* RECORDS SUPPLIED
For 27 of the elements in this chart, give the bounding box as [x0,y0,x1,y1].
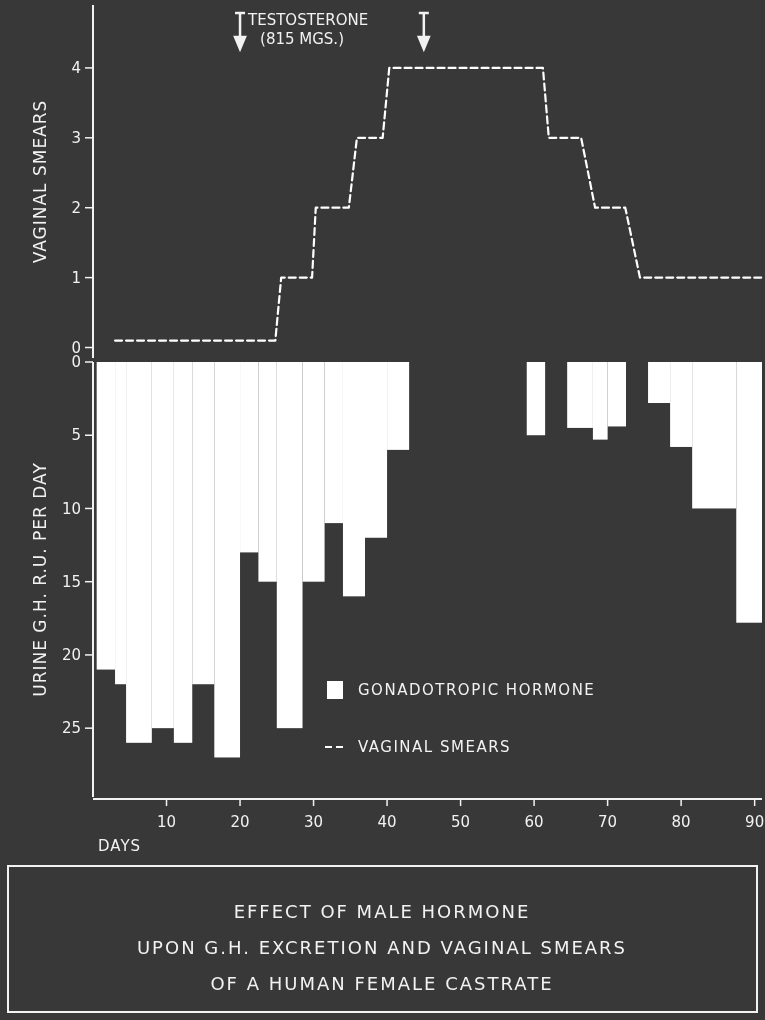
x-tick-label: 20 [230,813,250,831]
x-axis-title: DAYS [98,837,142,855]
x-tick-label: 50 [451,813,471,831]
x-tick-label: 10 [156,813,177,831]
y-axis-title: VAGINAL SMEARS [29,99,50,264]
y-tick-label: 2 [71,198,81,217]
y-tick-label: 10 [61,499,81,518]
y-tick-label: 20 [61,646,81,665]
legend-label: VAGINAL SMEARS [358,738,512,757]
x-tick-label: 90 [745,813,765,831]
x-tick-label: 30 [304,813,324,831]
y-axis-title: URINE G.H. R.U. PER DAY [29,462,50,697]
y-tick-label: 25 [61,719,81,738]
y-tick-label: 1 [71,268,81,287]
x-tick-label: 70 [598,813,618,831]
y-tick-label: 4 [71,59,81,78]
x-tick-label: 80 [671,813,691,831]
y-tick-label: 5 [71,426,81,445]
text: EFFECT OF MALE HORMONE UPON G.H. EXCRETION AND VAGINAL SMEARS OF A HUMAN FEMALE CASTRATE [136,901,628,994]
y-tick-label: 3 [71,129,81,148]
line-series [113,66,763,342]
ref-line-label: TESTOSTERONE (815 MGS.) [247,11,369,48]
x-tick-label: 60 [524,813,544,831]
y-tick-label: 15 [61,572,81,591]
x-tick-label: 40 [377,813,397,831]
y-tick-label: 0 [71,353,81,372]
legend-label: GONADOTROPIC HORMONE [358,681,596,700]
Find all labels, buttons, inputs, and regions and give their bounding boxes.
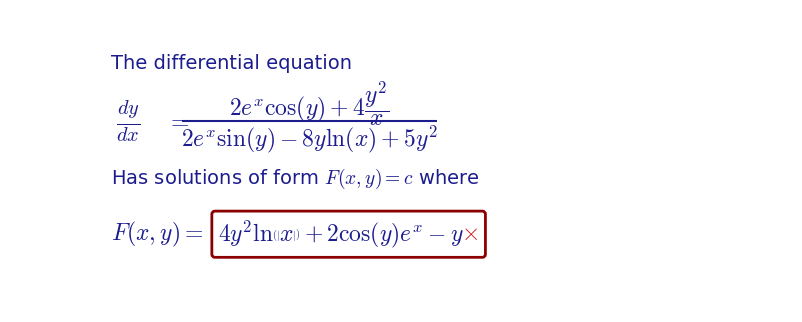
Text: $=$: $=$ [166, 110, 189, 132]
Text: $2e^x \sin(y) - 8y\ln(x) + 5y^2$: $2e^x \sin(y) - 8y\ln(x) + 5y^2$ [181, 124, 438, 155]
Text: $2e^x \cos(y) + 4\dfrac{y^2}{x}$: $2e^x \cos(y) + 4\dfrac{y^2}{x}$ [229, 79, 390, 128]
Text: $\frac{dy}{dx}$: $\frac{dy}{dx}$ [115, 99, 140, 144]
Text: Has solutions of form $F(x, y) = c$ where: Has solutions of form $F(x, y) = c$ wher… [111, 167, 480, 191]
FancyBboxPatch shape [212, 211, 485, 257]
Text: $\mathbf{\times}$: $\mathbf{\times}$ [460, 224, 477, 245]
Text: $F(x, y) =$: $F(x, y) =$ [111, 220, 204, 249]
Text: The differential equation: The differential equation [111, 54, 352, 73]
Text: $4y^2\ln\!\left(\left|x\right|\right) + 2\cos(y)e^{x} - y$: $4y^2\ln\!\left(\left|x\right|\right) + … [217, 219, 464, 250]
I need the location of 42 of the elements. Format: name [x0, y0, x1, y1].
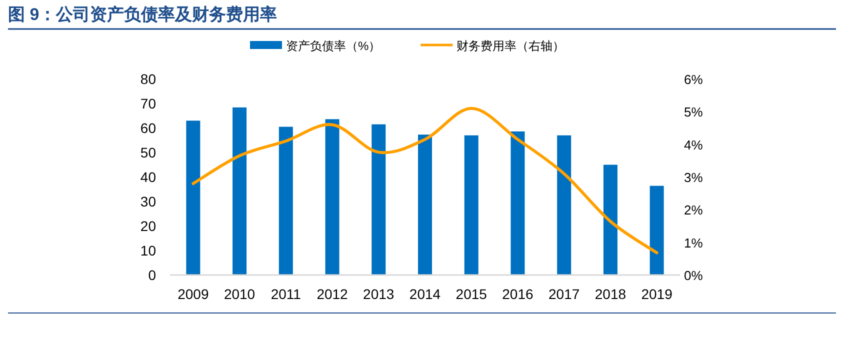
- x-tick-label: 2009: [178, 286, 209, 302]
- y2-tick-label: 1%: [684, 235, 704, 250]
- y-tick-label: 30: [140, 194, 156, 210]
- bar: [557, 135, 572, 275]
- bar: [650, 186, 664, 275]
- bar: [464, 135, 478, 275]
- y-tick-label: 50: [140, 144, 156, 160]
- x-tick-label: 2016: [502, 286, 534, 302]
- y-tick-label: 0: [148, 267, 156, 283]
- bar: [510, 131, 525, 275]
- line-series: [192, 106, 658, 254]
- legend-label: 资产负债率（%）: [286, 39, 381, 53]
- bar: [603, 164, 618, 275]
- bar: [325, 119, 340, 275]
- x-tick-label: 2013: [363, 286, 394, 302]
- bar: [232, 107, 247, 275]
- x-tick-label: 2011: [270, 286, 302, 302]
- x-tick-label: 2015: [456, 286, 488, 302]
- y-tick-label: 80: [140, 71, 156, 87]
- chart-title: 图 9：公司资产负债率及财务费用率: [8, 5, 278, 24]
- legend-label: 财务费用率（右轴）: [456, 39, 565, 53]
- bar: [372, 124, 386, 275]
- y2-tick-label: 4%: [684, 137, 704, 152]
- x-tick-label: 2017: [548, 286, 580, 302]
- y-tick-label: 70: [140, 96, 156, 112]
- bar: [186, 120, 200, 275]
- y-tick-label: 60: [140, 120, 156, 136]
- y2-tick-label: 0%: [684, 268, 704, 283]
- y-tick-label: 40: [140, 169, 156, 185]
- x-tick-label: 2014: [409, 286, 441, 302]
- y-tick-label: 10: [140, 242, 156, 258]
- y2-tick-label: 6%: [684, 72, 704, 87]
- bar: [418, 134, 432, 275]
- bar: [278, 126, 293, 275]
- x-tick-label: 2018: [594, 286, 626, 302]
- y2-tick-label: 3%: [684, 170, 704, 185]
- x-tick-label: 2010: [224, 286, 256, 302]
- y2-tick-label: 5%: [684, 104, 704, 120]
- y-tick-label: 20: [140, 218, 156, 234]
- y2-tick-label: 2%: [684, 202, 704, 218]
- x-tick-label: 2012: [316, 286, 348, 302]
- x-tick-label: 2019: [641, 286, 673, 302]
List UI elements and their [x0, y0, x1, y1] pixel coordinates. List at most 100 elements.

* DESCRIPTION OF THE TASK
List every line in the entries above that contains the word "HORMONE", copying each such line in full.

* FINISHED EXERCISE
text: EFFECT OF MALE HORMONE UPON G.H. EXCRETION AND VAGINAL SMEARS OF A HUMAN FEMALE CASTRATE [136,901,628,994]
legend-label: GONADOTROPIC HORMONE [358,681,596,700]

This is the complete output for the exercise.